- **What you will do**
Could you repeat every line of the material below word for word, leaving the pictures out?

(Entries from a data source)
+ + +

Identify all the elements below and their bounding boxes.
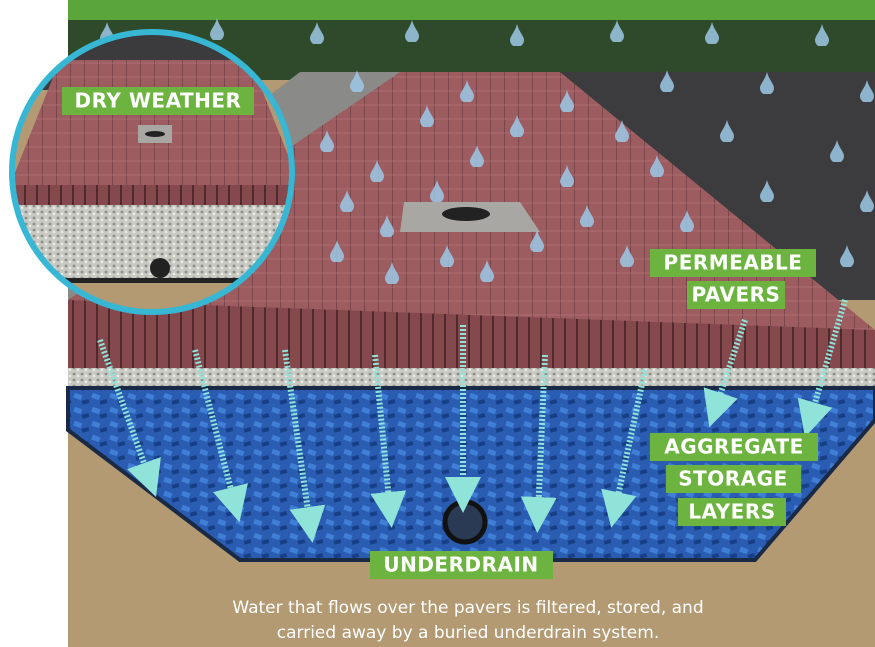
label-dry-weather: DRY WEATHER (75, 89, 242, 113)
drain-grate (442, 207, 490, 221)
label-storage: STORAGE (678, 467, 788, 491)
gravel-layer (68, 368, 875, 388)
label-permeable: PERMEABLE (664, 251, 803, 275)
caption-line: carried away by a buried underdrain syst… (277, 623, 659, 643)
label-layers: LAYERS (688, 500, 775, 524)
label-pavers: PAVERS (692, 283, 781, 307)
illustration: DRY WEATHER PERMEABLE PAVERS AGGREGATE S… (0, 0, 875, 647)
page: {"labels": {"dry_weather": "DRY WEATHER"… (0, 0, 875, 647)
caption-line: Water that flows over the pavers is filt… (232, 598, 703, 618)
underdrain-pipe (445, 502, 485, 542)
top-bar (68, 0, 875, 20)
label-underdrain: UNDERDRAIN (383, 553, 538, 577)
label-aggregate: AGGREGATE (664, 435, 804, 459)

+ + +

- **Result**
Identify all the elements below and their bounding boxes.
label-dry-weather: DRY WEATHER (75, 89, 242, 113)
drain-grate (442, 207, 490, 221)
label-storage: STORAGE (678, 467, 788, 491)
gravel-layer (68, 368, 875, 388)
label-permeable: PERMEABLE (664, 251, 803, 275)
caption-line: carried away by a buried underdrain syst… (277, 623, 659, 643)
label-layers: LAYERS (688, 500, 775, 524)
label-pavers: PAVERS (692, 283, 781, 307)
illustration: DRY WEATHER PERMEABLE PAVERS AGGREGATE S… (0, 0, 875, 647)
page: {"labels": {"dry_weather": "DRY WEATHER"… (0, 0, 875, 647)
caption-line: Water that flows over the pavers is filt… (232, 598, 703, 618)
underdrain-pipe (445, 502, 485, 542)
top-bar (68, 0, 875, 20)
label-underdrain: UNDERDRAIN (383, 553, 538, 577)
label-aggregate: AGGREGATE (664, 435, 804, 459)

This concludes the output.